EXERCISE GOAL :: Rewrite the data starting with the line that contains "Patent image size: (938, 583)." and going on through the line that contains "The inter-piece 15 is at (240, 470).", replacing "plan view" with "top view" and leaving everything else unchanged. Return only those lines.

RECORDS FOR THE TASK ::
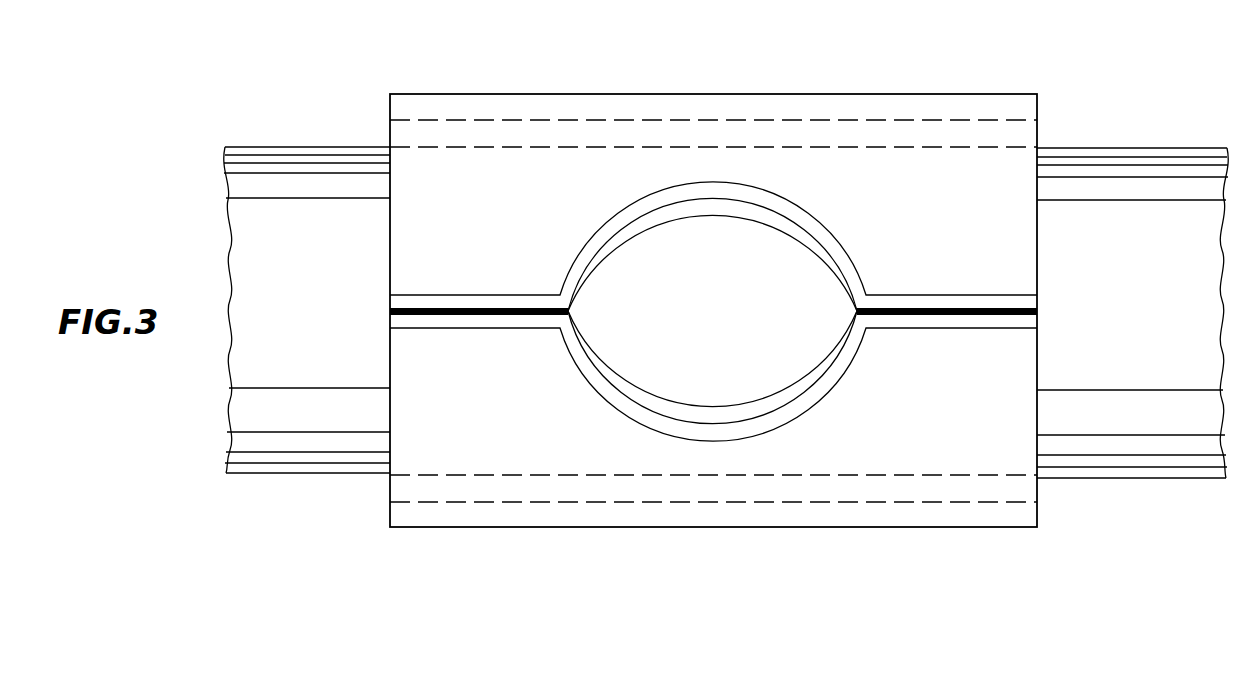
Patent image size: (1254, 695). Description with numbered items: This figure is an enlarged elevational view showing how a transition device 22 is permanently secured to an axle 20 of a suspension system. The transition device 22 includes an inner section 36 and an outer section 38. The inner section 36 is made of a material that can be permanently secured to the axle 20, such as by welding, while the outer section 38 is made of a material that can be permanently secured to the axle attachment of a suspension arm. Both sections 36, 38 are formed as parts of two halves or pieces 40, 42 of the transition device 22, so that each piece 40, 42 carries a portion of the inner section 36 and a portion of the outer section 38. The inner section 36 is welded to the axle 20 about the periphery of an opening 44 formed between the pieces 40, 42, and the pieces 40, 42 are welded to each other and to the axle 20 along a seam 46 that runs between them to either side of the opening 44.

The axle 20 is at (245, 147).
The transition device 22 is at (598, 93).
The inner section 36 is at (770, 228).
The outer section 38 is at (1003, 93).
The piece 40 is at (1037, 248).
The piece 42 is at (1037, 362).
The opening 44 is at (687, 307).
The seam 46 is at (390, 311).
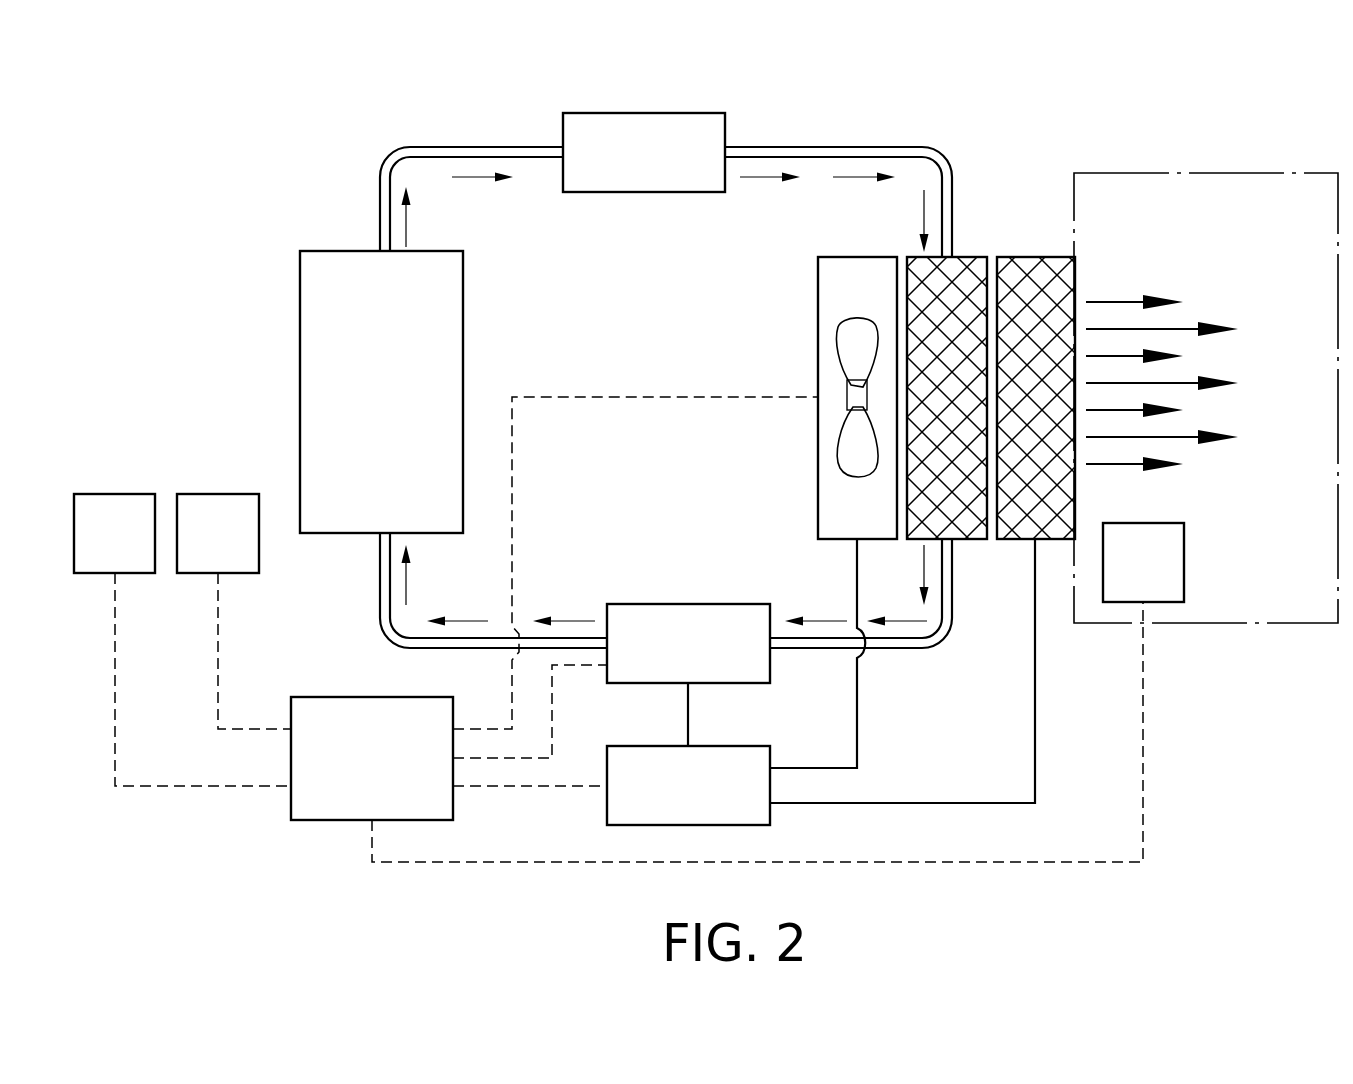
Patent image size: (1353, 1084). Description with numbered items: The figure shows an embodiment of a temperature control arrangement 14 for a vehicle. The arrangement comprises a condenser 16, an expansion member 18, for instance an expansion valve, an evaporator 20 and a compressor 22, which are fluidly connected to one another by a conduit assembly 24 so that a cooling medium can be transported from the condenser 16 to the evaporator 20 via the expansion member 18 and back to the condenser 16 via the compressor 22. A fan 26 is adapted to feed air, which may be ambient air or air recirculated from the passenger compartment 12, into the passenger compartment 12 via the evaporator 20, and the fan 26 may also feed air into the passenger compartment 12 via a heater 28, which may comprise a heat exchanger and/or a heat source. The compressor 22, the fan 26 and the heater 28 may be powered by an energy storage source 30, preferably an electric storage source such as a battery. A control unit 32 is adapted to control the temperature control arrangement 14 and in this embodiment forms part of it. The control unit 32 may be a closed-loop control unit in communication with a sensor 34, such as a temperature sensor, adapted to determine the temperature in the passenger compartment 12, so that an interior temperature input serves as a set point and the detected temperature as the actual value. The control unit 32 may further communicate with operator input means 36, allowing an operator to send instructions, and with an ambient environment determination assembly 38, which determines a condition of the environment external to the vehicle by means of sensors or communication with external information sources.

The passenger compartment 12 is at (1277, 214).
The temperature control arrangement 14 is at (200, 118).
The condenser 16 is at (300, 348).
The expansion member 18 is at (641, 113).
The evaporator 20 is at (978, 257).
The compressor 22 is at (607, 674).
The conduit assembly 24 is at (781, 147).
The fan 26 is at (857, 257).
The heater 28 is at (1045, 257).
The energy storage source 30 is at (687, 825).
The control unit 32 is at (321, 820).
The sensor 34 is at (1184, 562).
The operator input means 36 is at (214, 494).
The ambient environment determination assembly 38 is at (110, 494).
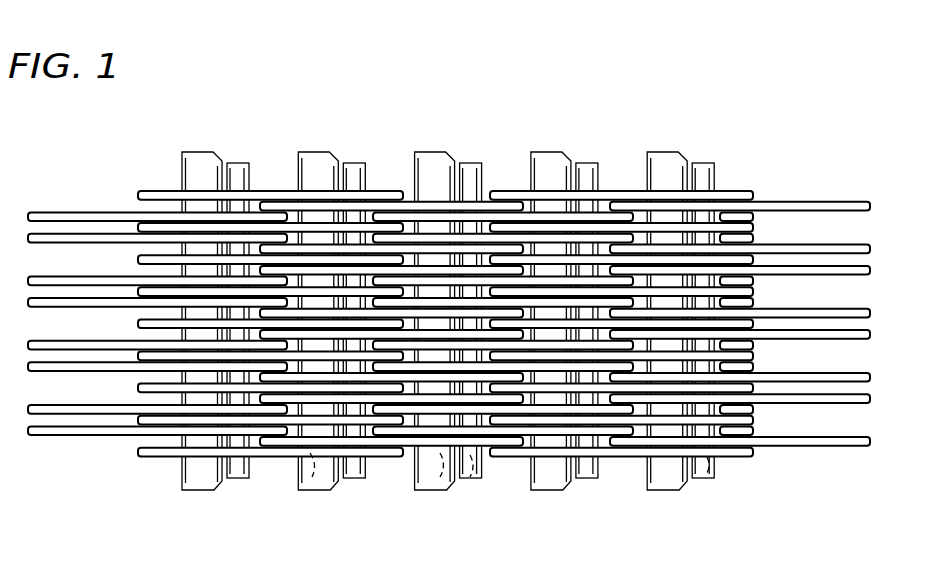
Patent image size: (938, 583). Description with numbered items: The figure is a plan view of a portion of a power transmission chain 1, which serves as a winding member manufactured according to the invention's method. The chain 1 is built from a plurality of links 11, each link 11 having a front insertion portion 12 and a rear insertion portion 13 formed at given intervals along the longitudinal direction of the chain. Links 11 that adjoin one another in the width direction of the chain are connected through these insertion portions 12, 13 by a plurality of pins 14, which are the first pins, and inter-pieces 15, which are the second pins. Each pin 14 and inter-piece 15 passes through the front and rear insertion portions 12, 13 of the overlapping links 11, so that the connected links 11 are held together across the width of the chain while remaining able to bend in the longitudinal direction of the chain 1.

The power transmission chain 1 is at (449, 329).
The link 11 is at (157, 453).
The front insertion portion 12 is at (468, 477).
The rear insertion portion 13 is at (312, 477).
The pin 14 is at (198, 477).
The inter-piece 15 is at (240, 470).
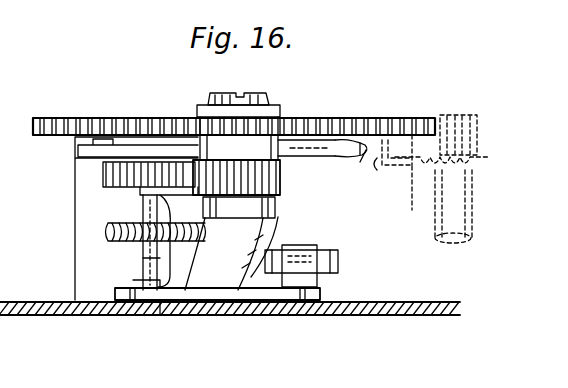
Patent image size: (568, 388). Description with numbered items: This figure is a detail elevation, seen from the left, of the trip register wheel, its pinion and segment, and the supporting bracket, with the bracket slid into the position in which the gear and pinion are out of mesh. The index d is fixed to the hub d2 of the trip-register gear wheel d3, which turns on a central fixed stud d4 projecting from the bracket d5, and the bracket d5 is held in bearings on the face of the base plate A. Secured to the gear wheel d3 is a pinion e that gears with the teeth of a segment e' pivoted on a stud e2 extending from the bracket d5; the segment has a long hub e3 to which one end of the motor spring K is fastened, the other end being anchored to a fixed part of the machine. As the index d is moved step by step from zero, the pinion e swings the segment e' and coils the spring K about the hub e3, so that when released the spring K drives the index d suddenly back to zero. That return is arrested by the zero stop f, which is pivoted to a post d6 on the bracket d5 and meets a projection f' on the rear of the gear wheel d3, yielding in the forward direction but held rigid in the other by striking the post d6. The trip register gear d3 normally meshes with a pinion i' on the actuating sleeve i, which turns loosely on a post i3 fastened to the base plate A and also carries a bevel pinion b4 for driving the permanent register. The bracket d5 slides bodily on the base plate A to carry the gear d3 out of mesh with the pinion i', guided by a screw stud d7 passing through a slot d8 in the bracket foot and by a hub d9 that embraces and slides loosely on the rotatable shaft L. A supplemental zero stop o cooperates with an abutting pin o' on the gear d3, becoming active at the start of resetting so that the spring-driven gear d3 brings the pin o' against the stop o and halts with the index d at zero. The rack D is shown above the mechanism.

The toothed rack bar D is at (234, 114).
The index d is at (204, 103).
The hub d2 is at (192, 117).
The trip-register gear wheel d3 is at (78, 118).
The central fixed stud d4 is at (218, 153).
The bracket d5 is at (231, 253).
The post d6 is at (75, 203).
The screw stud d7 is at (126, 283).
The slot d8 is at (167, 315).
The hub d9 is at (298, 245).
The pinion e is at (246, 189).
The segment e' is at (138, 178).
The stud e2 is at (143, 258).
The long hub e3 is at (143, 203).
The motor spring K is at (108, 232).
The rotatable shaft L is at (338, 262).
The base plate A is at (230, 297).
The zero stop f is at (344, 161).
The projection f' is at (355, 169).
The supplemental zero stop o is at (393, 175).
The abutting pin o' is at (411, 150).
The actuating sleeve i is at (463, 205).
The pinion i' is at (471, 135).
The post i3 is at (472, 238).
The bevel pinion b4 is at (492, 169).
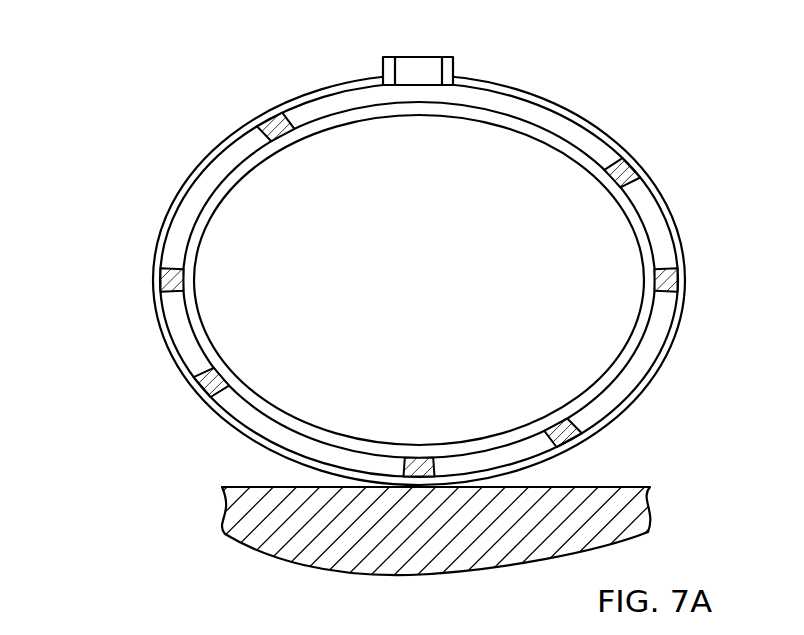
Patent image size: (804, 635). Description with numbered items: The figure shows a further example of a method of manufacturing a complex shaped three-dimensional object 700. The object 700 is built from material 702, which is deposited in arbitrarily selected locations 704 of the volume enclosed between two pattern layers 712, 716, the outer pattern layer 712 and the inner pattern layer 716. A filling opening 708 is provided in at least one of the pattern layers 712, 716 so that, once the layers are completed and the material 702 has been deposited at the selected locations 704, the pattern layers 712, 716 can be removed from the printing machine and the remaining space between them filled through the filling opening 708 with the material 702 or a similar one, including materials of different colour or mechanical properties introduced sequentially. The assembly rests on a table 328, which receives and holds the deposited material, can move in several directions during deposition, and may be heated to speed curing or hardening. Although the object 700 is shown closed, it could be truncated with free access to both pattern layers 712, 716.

The complex shaped 3D object 700 is at (195, 76).
The material 702 is at (207, 390).
The arbitrarily selected locations of volume 704 is at (642, 185).
The filling opening 708 is at (438, 57).
The pattern layer 712 is at (652, 388).
The pattern layer 716 is at (592, 382).
The table 328 is at (231, 524).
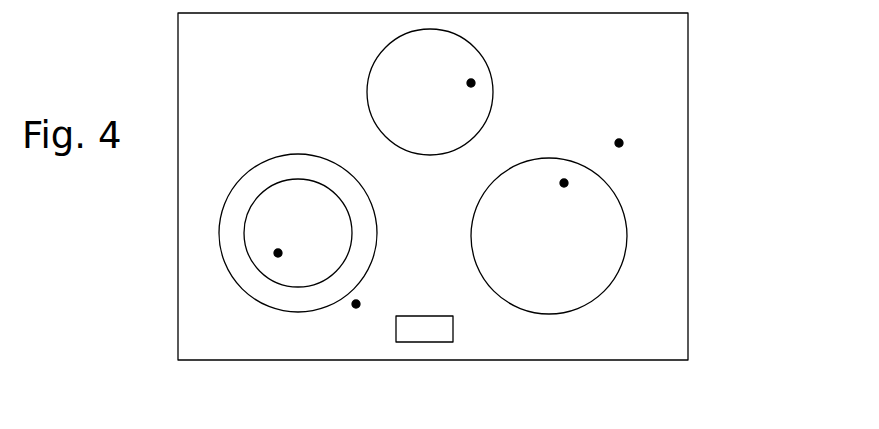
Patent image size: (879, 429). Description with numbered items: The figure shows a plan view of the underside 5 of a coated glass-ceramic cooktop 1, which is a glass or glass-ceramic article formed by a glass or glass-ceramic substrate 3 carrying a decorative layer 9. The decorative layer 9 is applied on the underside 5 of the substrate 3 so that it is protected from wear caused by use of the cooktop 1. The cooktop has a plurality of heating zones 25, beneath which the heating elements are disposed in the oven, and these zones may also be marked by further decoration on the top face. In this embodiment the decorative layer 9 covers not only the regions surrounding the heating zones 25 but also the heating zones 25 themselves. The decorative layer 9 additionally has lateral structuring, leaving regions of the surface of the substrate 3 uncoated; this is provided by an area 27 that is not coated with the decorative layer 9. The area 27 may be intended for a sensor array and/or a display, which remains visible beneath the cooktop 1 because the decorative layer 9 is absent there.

EXPECTED ANSWER ::
Patent image size: (938, 583). Description with numbered items: The figure is a top view of a portion of a power transmission chain 1, which serves as a winding member manufactured according to the invention's method. The chain 1 is built from a plurality of links 11, each link 11 having a front insertion portion 12 and a rear insertion portion 13 formed at given intervals along the longitudinal direction of the chain. Links 11 that adjoin one another in the width direction of the chain are connected through these insertion portions 12, 13 by a plurality of pins 14, which are the first pins, and inter-pieces 15, which are the second pins. Each pin 14 and inter-piece 15 passes through the front and rear insertion portions 12, 13 of the overlapping links 11, so that the connected links 11 are held together across the width of the chain while remaining able to bend in the longitudinal direction of the chain 1.

The power transmission chain 1 is at (449, 329).
The link 11 is at (157, 453).
The front insertion portion 12 is at (468, 477).
The rear insertion portion 13 is at (312, 477).
The pin 14 is at (198, 477).
The inter-piece 15 is at (240, 470).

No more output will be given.